> **EXERCISE DESCRIPTION**
Reproduce the listing exactly and skip over any pictures.

------------------------------------------------

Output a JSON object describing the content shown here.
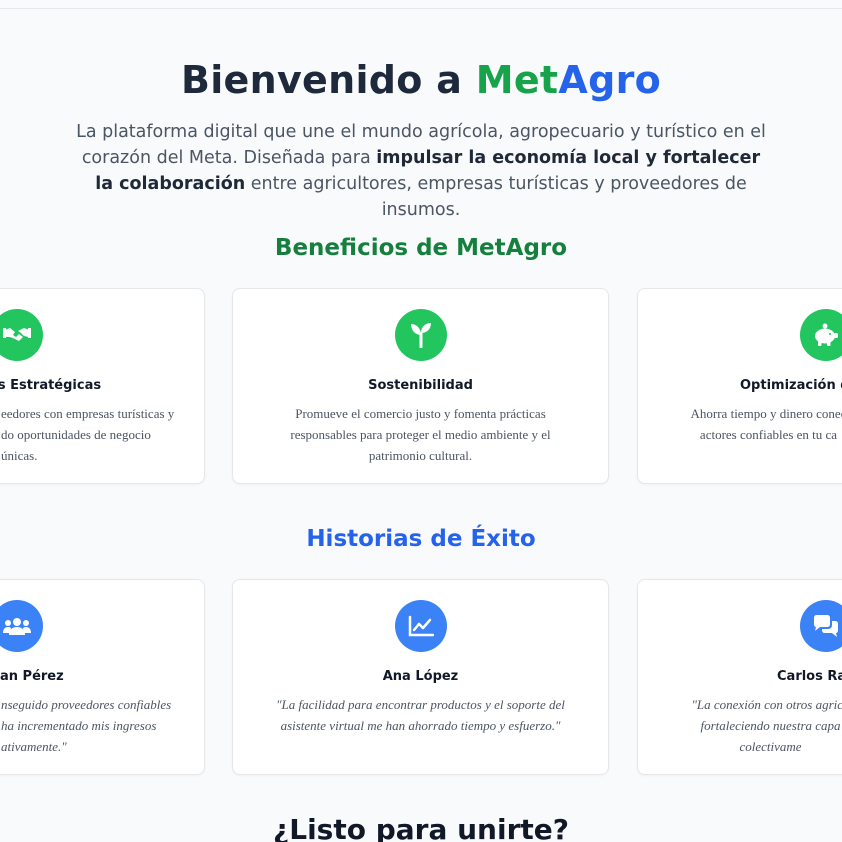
{
  "hero": {
    "title_prefix": "Bienvenido a ",
    "brand_part1": "Met",
    "brand_part2": "Agro",
    "text_part1": "La plataforma digital que une el mundo agrícola, agropecuario y turístico en el corazón del Meta. Diseñada para ",
    "text_bold": "impulsar la economía local y fortalecer la colaboración",
    "text_part2": " entre agricultores, empresas turísticas y proveedores de insumos."
  },
  "benefits": {
    "title": "Beneficios de MetAgro",
    "items": [
      {
        "icon": "handshake-icon",
        "title": "es Estratégicas",
        "text": "eedores con empresas turísticas y do oportunidades de negocio únicas."
      },
      {
        "icon": "seedling-icon",
        "title": "Sostenibilidad",
        "text": "Promueve el comercio justo y fomenta prácticas responsables para proteger el medio ambiente y el patrimonio cultural."
      },
      {
        "icon": "piggy-bank-icon",
        "title": "Optimización d",
        "text": "Ahorra tiempo y dinero conec actores confiables en tu ca"
      }
    ]
  },
  "stories": {
    "title": "Historias de Éxito",
    "items": [
      {
        "icon": "users-icon",
        "name": "an Pérez",
        "quote": "nseguido proveedores confiables ha incrementado mis ingresos ativamente.\""
      },
      {
        "icon": "chart-line-icon",
        "name": "Ana López",
        "quote": "\"La facilidad para encontrar productos y el soporte del asistente virtual me han ahorrado tiempo y esfuerzo.\""
      },
      {
        "icon": "comments-icon",
        "name": "Carlos Ra",
        "quote": "\"La conexión con otros agricu fortaleciendo nuestra capa colectivame"
      }
    ]
  },
  "cta": {
    "title": "¿Listo para unirte?"
  },
  "colors": {
    "green": "#22c55e",
    "blue": "#3b82f6",
    "brand_green": "#16a34a",
    "brand_blue": "#2563eb"
  }
}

------------------------------------------------

> **OUTPUT OF THE TASK**
Output a JSON object describing the content shown here.
{
  "hero": {
    "title_prefix": "Bienvenido a ",
    "brand_part1": "Met",
    "brand_part2": "Agro",
    "text_part1": "La plataforma digital que une el mundo agrícola, agropecuario y turístico en el corazón del Meta. Diseñada para ",
    "text_bold": "impulsar la economía local y fortalecer la colaboración",
    "text_part2": " entre agricultores, empresas turísticas y proveedores de insumos."
  },
  "benefits": {
    "title": "Beneficios de MetAgro",
    "items": [
      {
        "icon": "handshake-icon",
        "title": "es Estratégicas",
        "text": "eedores con empresas turísticas y do oportunidades de negocio únicas."
      },
      {
        "icon": "seedling-icon",
        "title": "Sostenibilidad",
        "text": "Promueve el comercio justo y fomenta prácticas responsables para proteger el medio ambiente y el patrimonio cultural."
      },
      {
        "icon": "piggy-bank-icon",
        "title": "Optimización d",
        "text": "Ahorra tiempo y dinero conec actores confiables en tu ca"
      }
    ]
  },
  "stories": {
    "title": "Historias de Éxito",
    "items": [
      {
        "icon": "users-icon",
        "name": "an Pérez",
        "quote": "nseguido proveedores confiables ha incrementado mis ingresos ativamente.\""
      },
      {
        "icon": "chart-line-icon",
        "name": "Ana López",
        "quote": "\"La facilidad para encontrar productos y el soporte del asistente virtual me han ahorrado tiempo y esfuerzo.\""
      },
      {
        "icon": "comments-icon",
        "name": "Carlos Ra",
        "quote": "\"La conexión con otros agricu fortaleciendo nuestra capa colectivame"
      }
    ]
  },
  "cta": {
    "title": "¿Listo para unirte?"
  },
  "colors": {
    "green": "#22c55e",
    "blue": "#3b82f6",
    "brand_green": "#16a34a",
    "brand_blue": "#2563eb"
  }
}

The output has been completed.